START Given data
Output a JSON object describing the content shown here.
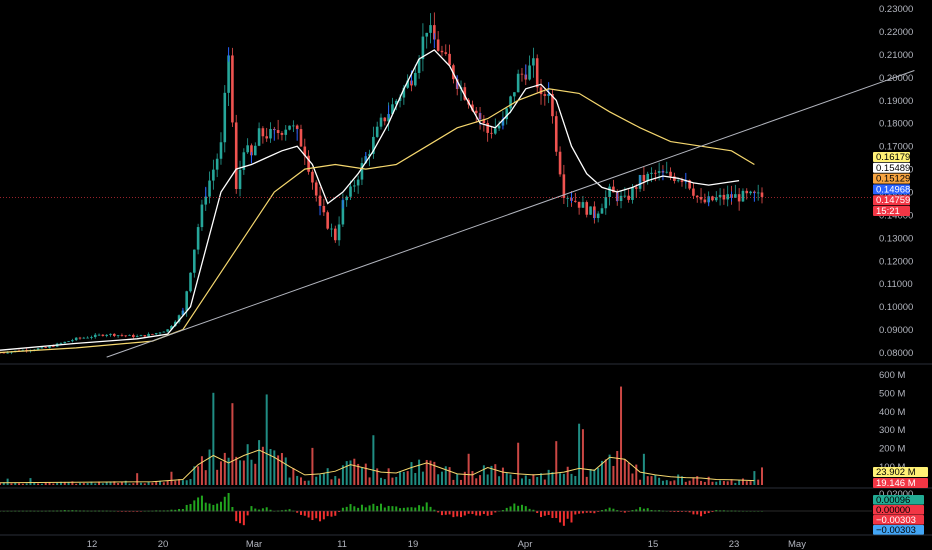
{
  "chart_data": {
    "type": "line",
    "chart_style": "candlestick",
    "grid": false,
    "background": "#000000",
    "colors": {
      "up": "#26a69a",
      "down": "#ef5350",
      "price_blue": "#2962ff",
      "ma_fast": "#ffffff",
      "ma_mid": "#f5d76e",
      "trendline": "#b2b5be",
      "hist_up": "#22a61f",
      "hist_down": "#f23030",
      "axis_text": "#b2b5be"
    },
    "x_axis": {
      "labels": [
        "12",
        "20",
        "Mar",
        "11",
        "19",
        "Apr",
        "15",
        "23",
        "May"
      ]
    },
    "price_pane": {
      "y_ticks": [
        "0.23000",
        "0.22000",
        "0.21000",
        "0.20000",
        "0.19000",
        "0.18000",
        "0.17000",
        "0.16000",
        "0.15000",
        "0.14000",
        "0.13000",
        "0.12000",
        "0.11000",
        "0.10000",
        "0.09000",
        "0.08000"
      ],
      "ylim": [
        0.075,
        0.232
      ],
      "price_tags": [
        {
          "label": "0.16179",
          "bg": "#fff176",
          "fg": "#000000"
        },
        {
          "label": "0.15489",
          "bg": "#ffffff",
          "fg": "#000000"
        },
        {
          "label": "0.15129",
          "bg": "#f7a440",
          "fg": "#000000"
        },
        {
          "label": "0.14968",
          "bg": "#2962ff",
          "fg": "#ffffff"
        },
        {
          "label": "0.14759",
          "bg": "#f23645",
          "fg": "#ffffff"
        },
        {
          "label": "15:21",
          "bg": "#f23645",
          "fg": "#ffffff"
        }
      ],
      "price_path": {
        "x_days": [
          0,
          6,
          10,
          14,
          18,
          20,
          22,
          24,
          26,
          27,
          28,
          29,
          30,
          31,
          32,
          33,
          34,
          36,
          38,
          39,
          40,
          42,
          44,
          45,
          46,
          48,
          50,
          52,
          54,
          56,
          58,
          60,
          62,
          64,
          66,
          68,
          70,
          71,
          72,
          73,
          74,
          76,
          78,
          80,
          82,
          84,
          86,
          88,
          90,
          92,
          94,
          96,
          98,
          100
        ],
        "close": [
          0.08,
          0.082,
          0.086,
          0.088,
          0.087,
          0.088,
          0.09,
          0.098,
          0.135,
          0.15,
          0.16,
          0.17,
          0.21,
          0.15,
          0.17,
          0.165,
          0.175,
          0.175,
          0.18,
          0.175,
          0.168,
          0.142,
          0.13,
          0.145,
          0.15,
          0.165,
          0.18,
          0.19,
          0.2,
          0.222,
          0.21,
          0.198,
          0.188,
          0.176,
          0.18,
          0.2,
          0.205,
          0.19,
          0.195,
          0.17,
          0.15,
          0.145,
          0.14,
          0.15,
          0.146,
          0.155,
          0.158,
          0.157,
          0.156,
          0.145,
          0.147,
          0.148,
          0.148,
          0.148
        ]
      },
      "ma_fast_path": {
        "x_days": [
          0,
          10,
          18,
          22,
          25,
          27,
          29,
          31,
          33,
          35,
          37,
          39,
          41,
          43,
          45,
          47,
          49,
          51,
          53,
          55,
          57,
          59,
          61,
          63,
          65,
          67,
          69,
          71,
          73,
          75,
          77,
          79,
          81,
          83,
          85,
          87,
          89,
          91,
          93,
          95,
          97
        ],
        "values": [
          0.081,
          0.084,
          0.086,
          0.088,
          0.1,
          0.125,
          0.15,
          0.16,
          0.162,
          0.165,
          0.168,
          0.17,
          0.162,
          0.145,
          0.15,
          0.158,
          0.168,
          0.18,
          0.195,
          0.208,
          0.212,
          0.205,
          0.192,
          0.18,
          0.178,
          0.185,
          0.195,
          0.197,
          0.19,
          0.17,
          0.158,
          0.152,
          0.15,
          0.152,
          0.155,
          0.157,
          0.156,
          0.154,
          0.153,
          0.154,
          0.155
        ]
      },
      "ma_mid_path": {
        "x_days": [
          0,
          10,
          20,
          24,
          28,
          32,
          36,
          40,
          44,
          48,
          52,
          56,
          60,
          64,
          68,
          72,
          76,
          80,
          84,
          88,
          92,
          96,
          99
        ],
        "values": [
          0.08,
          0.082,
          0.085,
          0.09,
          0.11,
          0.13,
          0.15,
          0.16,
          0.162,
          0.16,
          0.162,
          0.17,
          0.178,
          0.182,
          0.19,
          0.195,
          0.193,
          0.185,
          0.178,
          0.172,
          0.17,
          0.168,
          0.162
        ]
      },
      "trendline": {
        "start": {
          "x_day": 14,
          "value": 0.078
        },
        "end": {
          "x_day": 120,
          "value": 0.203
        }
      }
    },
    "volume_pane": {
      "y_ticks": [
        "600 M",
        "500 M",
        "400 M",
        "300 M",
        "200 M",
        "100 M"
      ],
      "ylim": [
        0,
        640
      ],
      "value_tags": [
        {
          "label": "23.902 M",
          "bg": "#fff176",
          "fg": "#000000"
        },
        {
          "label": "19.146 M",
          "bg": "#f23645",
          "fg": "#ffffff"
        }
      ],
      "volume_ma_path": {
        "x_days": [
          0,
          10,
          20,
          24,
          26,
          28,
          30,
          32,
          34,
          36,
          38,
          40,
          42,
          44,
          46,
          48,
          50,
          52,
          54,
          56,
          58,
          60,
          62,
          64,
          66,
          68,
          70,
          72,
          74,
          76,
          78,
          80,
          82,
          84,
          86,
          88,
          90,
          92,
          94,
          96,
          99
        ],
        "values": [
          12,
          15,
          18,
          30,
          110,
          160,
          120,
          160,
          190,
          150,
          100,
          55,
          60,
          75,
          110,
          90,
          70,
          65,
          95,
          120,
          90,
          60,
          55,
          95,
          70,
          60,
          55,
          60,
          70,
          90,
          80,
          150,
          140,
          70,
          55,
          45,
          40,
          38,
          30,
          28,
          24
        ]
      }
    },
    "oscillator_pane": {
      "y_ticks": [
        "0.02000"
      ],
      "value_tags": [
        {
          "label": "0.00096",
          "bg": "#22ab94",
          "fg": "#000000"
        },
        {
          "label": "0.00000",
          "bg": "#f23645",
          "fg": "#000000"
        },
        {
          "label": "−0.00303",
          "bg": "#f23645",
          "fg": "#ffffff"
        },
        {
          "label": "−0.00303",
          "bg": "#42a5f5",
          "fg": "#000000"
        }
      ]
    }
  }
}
END Given data
START Given data
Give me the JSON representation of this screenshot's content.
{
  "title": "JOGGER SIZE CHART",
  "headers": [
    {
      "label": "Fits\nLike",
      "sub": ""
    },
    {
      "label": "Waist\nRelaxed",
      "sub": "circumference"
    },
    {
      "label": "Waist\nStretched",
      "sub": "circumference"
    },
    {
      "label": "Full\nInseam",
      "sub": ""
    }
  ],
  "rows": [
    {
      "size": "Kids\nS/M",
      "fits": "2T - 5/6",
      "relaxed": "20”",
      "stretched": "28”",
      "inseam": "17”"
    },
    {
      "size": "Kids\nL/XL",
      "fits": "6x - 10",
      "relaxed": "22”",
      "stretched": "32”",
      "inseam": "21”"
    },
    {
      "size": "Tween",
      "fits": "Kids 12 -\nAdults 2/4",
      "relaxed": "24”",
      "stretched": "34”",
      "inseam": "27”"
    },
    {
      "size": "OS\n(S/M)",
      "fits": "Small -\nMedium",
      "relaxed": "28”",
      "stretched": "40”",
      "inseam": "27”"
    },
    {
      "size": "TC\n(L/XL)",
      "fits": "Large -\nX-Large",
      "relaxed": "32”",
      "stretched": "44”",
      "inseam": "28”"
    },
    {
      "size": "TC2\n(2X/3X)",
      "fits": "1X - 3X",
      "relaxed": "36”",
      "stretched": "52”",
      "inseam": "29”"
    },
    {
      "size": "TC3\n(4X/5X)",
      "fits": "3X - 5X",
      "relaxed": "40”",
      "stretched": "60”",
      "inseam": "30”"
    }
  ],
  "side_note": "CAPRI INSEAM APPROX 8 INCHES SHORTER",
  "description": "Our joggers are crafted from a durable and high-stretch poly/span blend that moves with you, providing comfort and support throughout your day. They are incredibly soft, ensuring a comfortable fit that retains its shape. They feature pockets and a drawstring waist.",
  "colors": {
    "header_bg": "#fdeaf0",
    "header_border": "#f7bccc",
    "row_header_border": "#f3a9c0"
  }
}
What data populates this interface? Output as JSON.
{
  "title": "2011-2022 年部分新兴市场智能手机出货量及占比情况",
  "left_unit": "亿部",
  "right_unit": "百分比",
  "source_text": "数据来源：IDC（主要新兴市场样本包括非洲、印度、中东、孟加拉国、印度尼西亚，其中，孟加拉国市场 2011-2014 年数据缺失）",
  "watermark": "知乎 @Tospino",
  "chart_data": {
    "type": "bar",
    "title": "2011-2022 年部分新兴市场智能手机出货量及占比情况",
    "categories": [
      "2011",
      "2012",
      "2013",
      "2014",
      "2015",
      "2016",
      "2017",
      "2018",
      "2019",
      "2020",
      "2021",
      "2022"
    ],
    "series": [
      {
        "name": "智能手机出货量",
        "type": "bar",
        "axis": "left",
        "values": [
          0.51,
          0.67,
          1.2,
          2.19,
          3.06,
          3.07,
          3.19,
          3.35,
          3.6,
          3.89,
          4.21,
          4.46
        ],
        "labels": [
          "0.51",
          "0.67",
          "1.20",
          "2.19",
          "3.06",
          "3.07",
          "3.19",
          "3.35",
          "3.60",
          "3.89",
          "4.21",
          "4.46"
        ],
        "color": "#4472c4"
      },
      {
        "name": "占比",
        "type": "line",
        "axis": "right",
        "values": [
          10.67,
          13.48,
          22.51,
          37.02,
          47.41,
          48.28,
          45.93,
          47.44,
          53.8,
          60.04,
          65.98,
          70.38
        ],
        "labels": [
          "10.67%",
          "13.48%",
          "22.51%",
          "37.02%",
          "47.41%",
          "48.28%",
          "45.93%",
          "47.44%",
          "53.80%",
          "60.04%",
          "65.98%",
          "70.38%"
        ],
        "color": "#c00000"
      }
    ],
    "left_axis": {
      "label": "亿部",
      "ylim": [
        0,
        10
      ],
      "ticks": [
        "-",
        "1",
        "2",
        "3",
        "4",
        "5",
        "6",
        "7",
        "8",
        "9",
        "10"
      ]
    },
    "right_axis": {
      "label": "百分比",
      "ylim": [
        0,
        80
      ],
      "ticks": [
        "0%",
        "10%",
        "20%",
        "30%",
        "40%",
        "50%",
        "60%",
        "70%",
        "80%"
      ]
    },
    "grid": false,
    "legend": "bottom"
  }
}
END Given data
§ **To do**
Count each line of the data where the word "年部分新兴市场智能手机出货量及占比情况" appears, then reply with the total only.

§ **Solution**
2